Transcribe the records below exactly as they appear, omitting any pictures.

Source records
=====
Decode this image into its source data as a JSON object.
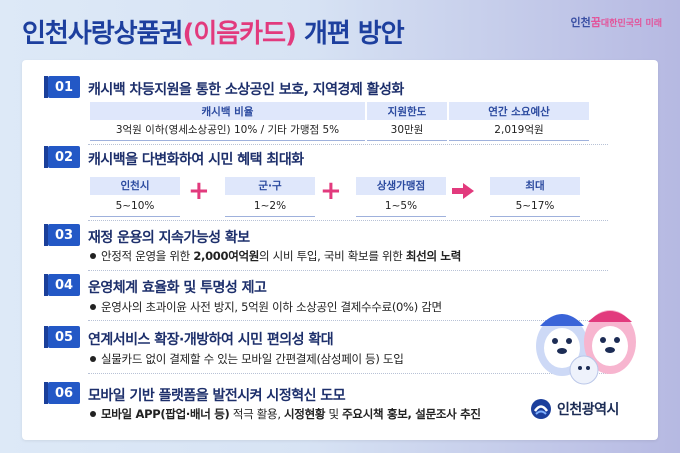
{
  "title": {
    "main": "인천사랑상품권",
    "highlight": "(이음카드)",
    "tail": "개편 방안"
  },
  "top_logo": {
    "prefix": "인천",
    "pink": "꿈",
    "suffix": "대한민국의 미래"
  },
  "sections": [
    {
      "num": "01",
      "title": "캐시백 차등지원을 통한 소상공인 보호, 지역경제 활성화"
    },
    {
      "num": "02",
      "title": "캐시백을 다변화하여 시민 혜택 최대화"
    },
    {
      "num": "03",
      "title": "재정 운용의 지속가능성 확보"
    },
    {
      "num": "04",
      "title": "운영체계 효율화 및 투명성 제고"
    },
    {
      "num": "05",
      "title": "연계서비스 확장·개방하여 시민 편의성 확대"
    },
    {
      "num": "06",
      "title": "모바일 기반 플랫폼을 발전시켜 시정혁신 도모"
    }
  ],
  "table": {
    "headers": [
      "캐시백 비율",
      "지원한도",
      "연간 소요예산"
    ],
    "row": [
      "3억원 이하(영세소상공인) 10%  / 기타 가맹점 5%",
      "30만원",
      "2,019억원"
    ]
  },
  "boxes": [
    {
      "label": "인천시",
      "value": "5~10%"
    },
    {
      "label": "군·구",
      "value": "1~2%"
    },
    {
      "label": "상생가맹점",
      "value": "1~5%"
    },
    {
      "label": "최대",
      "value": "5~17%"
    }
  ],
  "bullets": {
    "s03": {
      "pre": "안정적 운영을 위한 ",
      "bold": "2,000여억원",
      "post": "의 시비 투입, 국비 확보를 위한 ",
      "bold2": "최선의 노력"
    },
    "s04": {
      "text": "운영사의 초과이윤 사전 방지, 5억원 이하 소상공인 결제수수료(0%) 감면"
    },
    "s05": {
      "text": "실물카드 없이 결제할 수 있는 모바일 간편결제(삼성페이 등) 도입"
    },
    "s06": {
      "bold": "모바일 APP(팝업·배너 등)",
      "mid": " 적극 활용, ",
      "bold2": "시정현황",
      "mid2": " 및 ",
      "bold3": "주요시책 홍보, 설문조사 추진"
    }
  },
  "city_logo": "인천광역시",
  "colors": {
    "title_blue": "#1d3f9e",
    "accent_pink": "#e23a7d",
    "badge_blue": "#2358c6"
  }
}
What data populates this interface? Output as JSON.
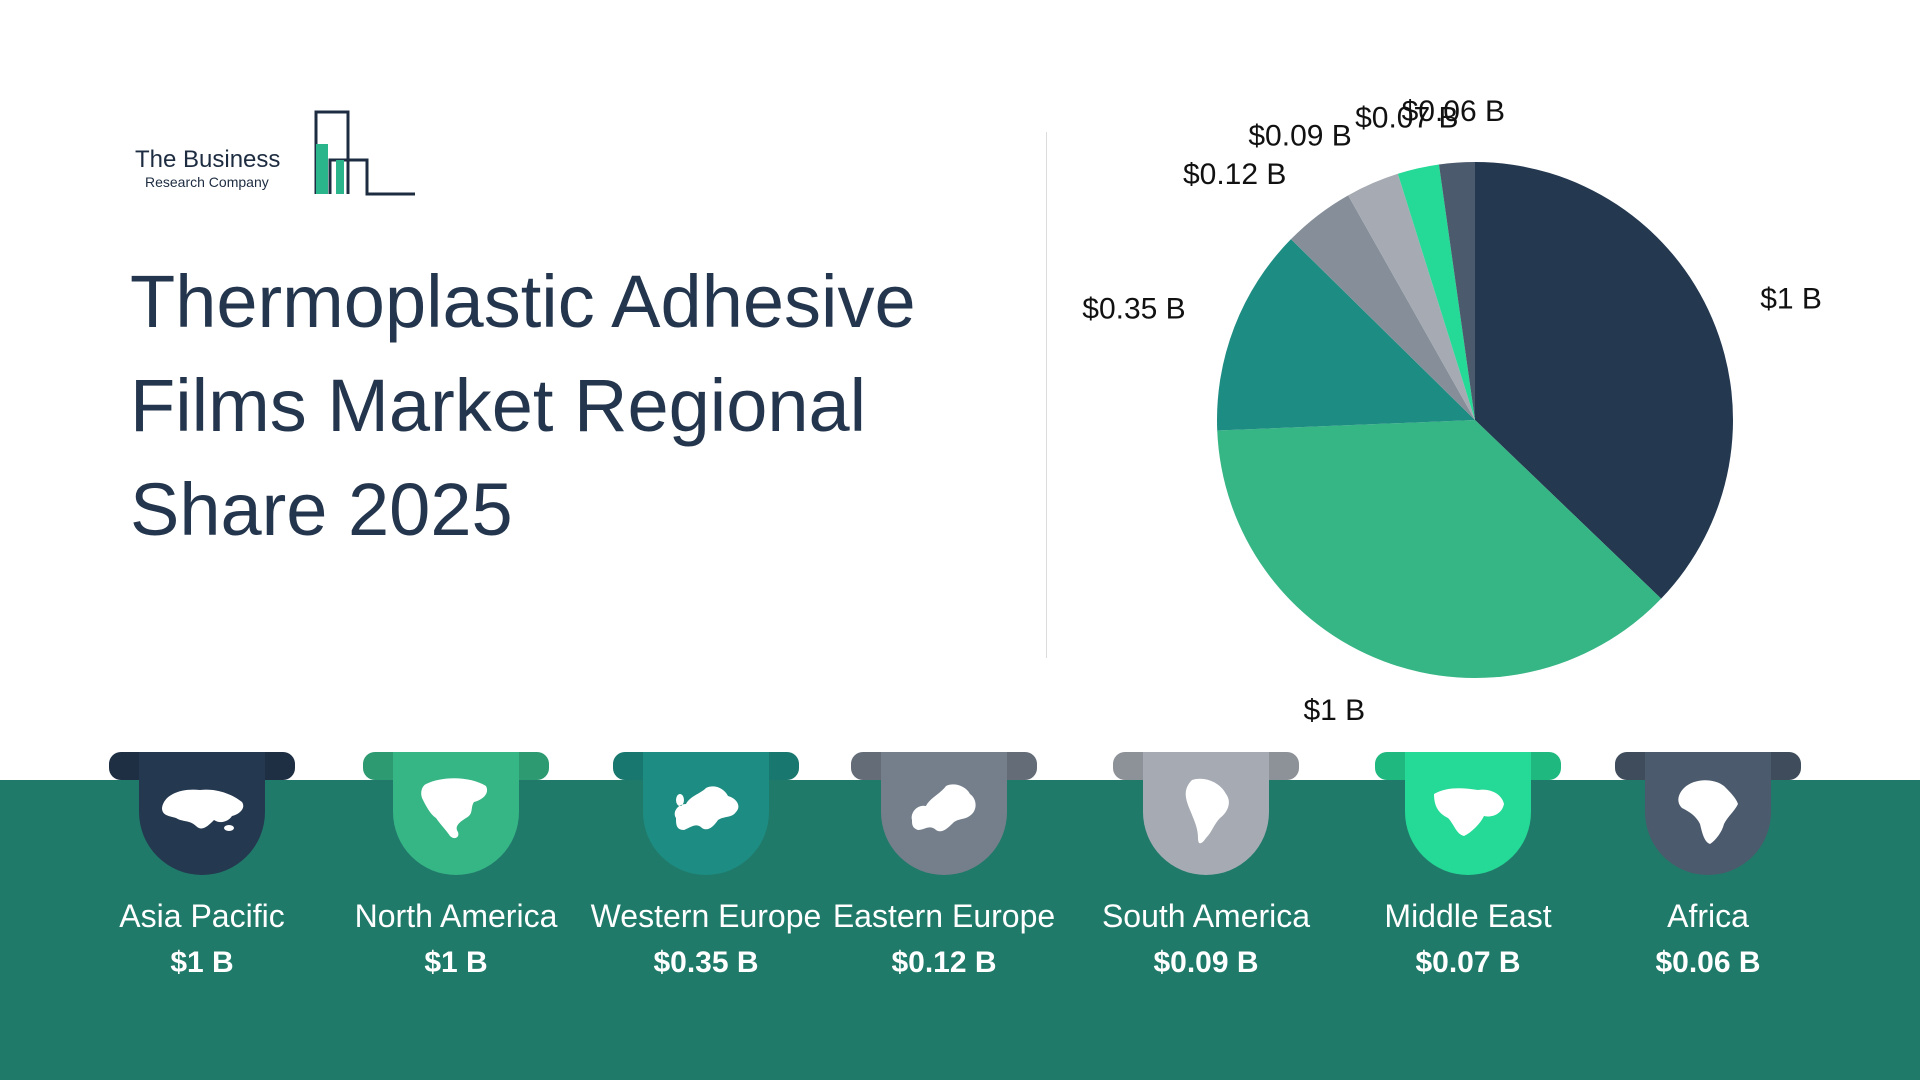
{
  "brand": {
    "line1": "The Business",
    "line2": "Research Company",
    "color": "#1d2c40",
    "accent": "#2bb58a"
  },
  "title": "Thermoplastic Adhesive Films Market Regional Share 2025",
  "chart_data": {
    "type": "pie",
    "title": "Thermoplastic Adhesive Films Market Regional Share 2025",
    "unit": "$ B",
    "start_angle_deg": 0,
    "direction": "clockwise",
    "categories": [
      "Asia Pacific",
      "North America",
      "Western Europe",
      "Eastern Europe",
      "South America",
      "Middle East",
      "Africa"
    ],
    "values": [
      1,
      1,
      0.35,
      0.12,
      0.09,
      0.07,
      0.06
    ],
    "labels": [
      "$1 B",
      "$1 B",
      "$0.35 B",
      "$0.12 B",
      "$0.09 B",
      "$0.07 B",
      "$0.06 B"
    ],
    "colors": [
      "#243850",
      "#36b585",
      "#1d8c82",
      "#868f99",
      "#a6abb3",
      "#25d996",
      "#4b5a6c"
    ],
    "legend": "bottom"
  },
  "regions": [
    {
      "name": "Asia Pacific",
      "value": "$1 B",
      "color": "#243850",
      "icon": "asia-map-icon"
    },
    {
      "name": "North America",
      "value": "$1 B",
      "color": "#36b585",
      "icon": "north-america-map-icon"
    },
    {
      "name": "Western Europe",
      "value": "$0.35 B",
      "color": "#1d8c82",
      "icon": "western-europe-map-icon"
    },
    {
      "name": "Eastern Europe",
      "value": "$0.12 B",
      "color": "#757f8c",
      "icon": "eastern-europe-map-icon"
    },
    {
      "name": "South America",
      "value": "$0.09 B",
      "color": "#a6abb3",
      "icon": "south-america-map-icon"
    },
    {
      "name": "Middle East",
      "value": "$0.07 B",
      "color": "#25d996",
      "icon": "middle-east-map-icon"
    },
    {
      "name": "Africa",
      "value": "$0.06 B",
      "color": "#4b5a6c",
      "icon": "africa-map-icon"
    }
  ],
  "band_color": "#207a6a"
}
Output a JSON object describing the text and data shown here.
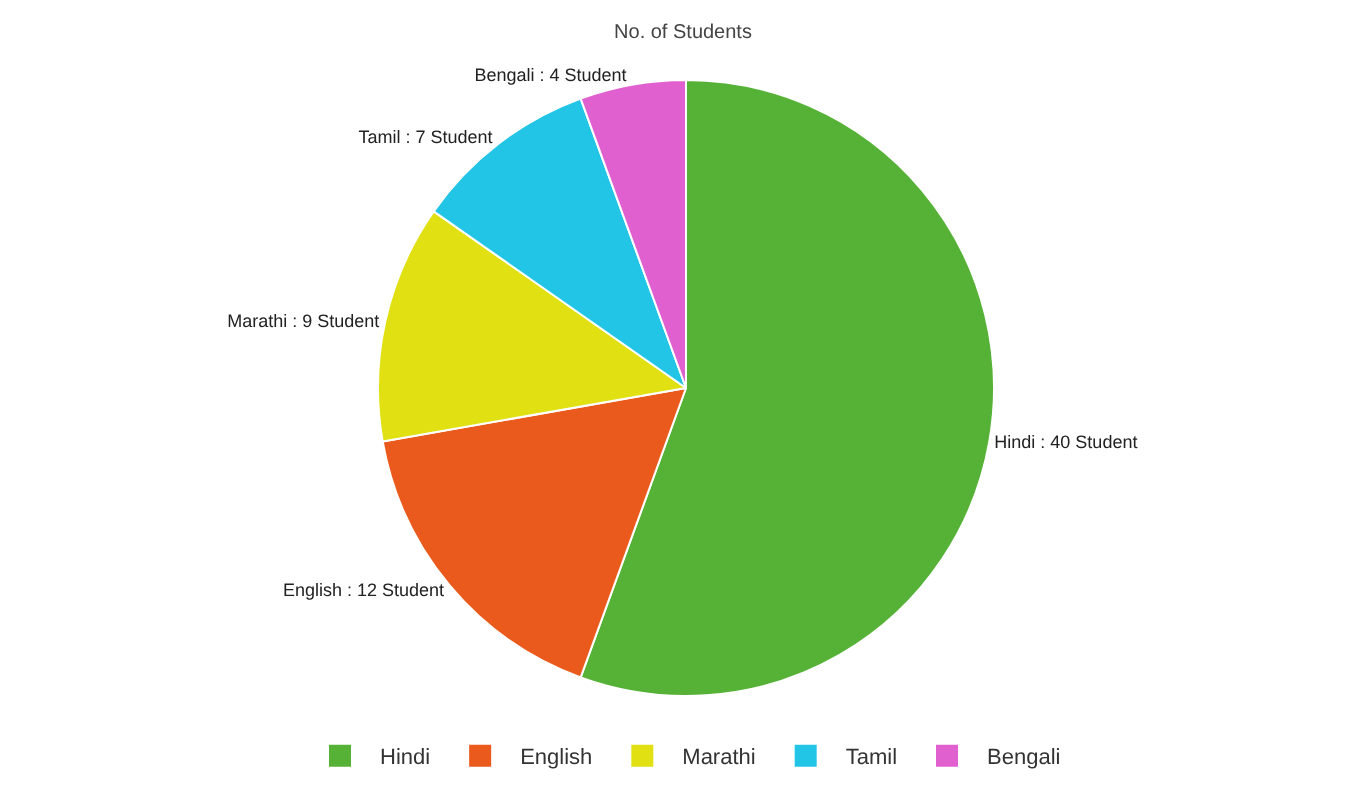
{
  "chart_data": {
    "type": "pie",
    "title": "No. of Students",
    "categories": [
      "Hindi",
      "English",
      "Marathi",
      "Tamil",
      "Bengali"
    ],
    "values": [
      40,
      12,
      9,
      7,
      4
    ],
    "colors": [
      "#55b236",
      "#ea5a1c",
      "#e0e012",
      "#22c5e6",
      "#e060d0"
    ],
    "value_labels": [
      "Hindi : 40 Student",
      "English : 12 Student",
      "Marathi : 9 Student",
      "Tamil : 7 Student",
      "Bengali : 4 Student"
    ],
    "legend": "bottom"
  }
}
=====
== The output ==
Decode this image into its source data as a JSON object.
{
  "title": {
    "main": "인천사랑상품권",
    "highlight": "(이음카드)",
    "tail": "개편 방안"
  },
  "top_logo": {
    "prefix": "인천",
    "pink": "꿈",
    "suffix": "대한민국의 미래"
  },
  "sections": [
    {
      "num": "01",
      "title": "캐시백 차등지원을 통한 소상공인 보호, 지역경제 활성화"
    },
    {
      "num": "02",
      "title": "캐시백을 다변화하여 시민 혜택 최대화"
    },
    {
      "num": "03",
      "title": "재정 운용의 지속가능성 확보"
    },
    {
      "num": "04",
      "title": "운영체계 효율화 및 투명성 제고"
    },
    {
      "num": "05",
      "title": "연계서비스 확장·개방하여 시민 편의성 확대"
    },
    {
      "num": "06",
      "title": "모바일 기반 플랫폼을 발전시켜 시정혁신 도모"
    }
  ],
  "table": {
    "headers": [
      "캐시백 비율",
      "지원한도",
      "연간 소요예산"
    ],
    "row": [
      "3억원 이하(영세소상공인) 10%  / 기타 가맹점 5%",
      "30만원",
      "2,019억원"
    ]
  },
  "boxes": [
    {
      "label": "인천시",
      "value": "5~10%"
    },
    {
      "label": "군·구",
      "value": "1~2%"
    },
    {
      "label": "상생가맹점",
      "value": "1~5%"
    },
    {
      "label": "최대",
      "value": "5~17%"
    }
  ],
  "bullets": {
    "s03": {
      "pre": "안정적 운영을 위한 ",
      "bold": "2,000여억원",
      "post": "의 시비 투입, 국비 확보를 위한 ",
      "bold2": "최선의 노력"
    },
    "s04": {
      "text": "운영사의 초과이윤 사전 방지, 5억원 이하 소상공인 결제수수료(0%) 감면"
    },
    "s05": {
      "text": "실물카드 없이 결제할 수 있는 모바일 간편결제(삼성페이 등) 도입"
    },
    "s06": {
      "bold": "모바일 APP(팝업·배너 등)",
      "mid": " 적극 활용, ",
      "bold2": "시정현황",
      "mid2": " 및 ",
      "bold3": "주요시책 홍보, 설문조사 추진"
    }
  },
  "city_logo": "인천광역시",
  "colors": {
    "title_blue": "#1d3f9e",
    "accent_pink": "#e23a7d",
    "badge_blue": "#2358c6"
  }
}
What data populates this interface? Output as JSON.
{
  "brand": {
    "line1": "The Business",
    "line2": "Research Company",
    "color": "#1d2c40",
    "accent": "#2bb58a"
  },
  "title": "Thermoplastic Adhesive Films Market Regional Share 2025",
  "chart_data": {
    "type": "pie",
    "title": "Thermoplastic Adhesive Films Market Regional Share 2025",
    "unit": "$ B",
    "start_angle_deg": 0,
    "direction": "clockwise",
    "categories": [
      "Asia Pacific",
      "North America",
      "Western Europe",
      "Eastern Europe",
      "South America",
      "Middle East",
      "Africa"
    ],
    "values": [
      1,
      1,
      0.35,
      0.12,
      0.09,
      0.07,
      0.06
    ],
    "labels": [
      "$1 B",
      "$1 B",
      "$0.35 B",
      "$0.12 B",
      "$0.09 B",
      "$0.07 B",
      "$0.06 B"
    ],
    "colors": [
      "#243850",
      "#36b585",
      "#1d8c82",
      "#868f99",
      "#a6abb3",
      "#25d996",
      "#4b5a6c"
    ],
    "legend": "bottom"
  },
  "regions": [
    {
      "name": "Asia Pacific",
      "value": "$1 B",
      "color": "#243850",
      "icon": "asia-map-icon"
    },
    {
      "name": "North America",
      "value": "$1 B",
      "color": "#36b585",
      "icon": "north-america-map-icon"
    },
    {
      "name": "Western Europe",
      "value": "$0.35 B",
      "color": "#1d8c82",
      "icon": "western-europe-map-icon"
    },
    {
      "name": "Eastern Europe",
      "value": "$0.12 B",
      "color": "#757f8c",
      "icon": "eastern-europe-map-icon"
    },
    {
      "name": "South America",
      "value": "$0.09 B",
      "color": "#a6abb3",
      "icon": "south-america-map-icon"
    },
    {
      "name": "Middle East",
      "value": "$0.07 B",
      "color": "#25d996",
      "icon": "middle-east-map-icon"
    },
    {
      "name": "Africa",
      "value": "$0.06 B",
      "color": "#4b5a6c",
      "icon": "africa-map-icon"
    }
  ],
  "band_color": "#207a6a"
}
Output a JSON object describing the text and data shown here.
{
  "chart_data": {
    "type": "pie",
    "title": "No. of Students",
    "categories": [
      "Hindi",
      "English",
      "Marathi",
      "Tamil",
      "Bengali"
    ],
    "values": [
      40,
      12,
      9,
      7,
      4
    ],
    "colors": [
      "#55b236",
      "#ea5a1c",
      "#e0e012",
      "#22c5e6",
      "#e060d0"
    ],
    "value_labels": [
      "Hindi : 40 Student",
      "English : 12 Student",
      "Marathi : 9 Student",
      "Tamil : 7 Student",
      "Bengali : 4 Student"
    ],
    "legend": "bottom"
  }
}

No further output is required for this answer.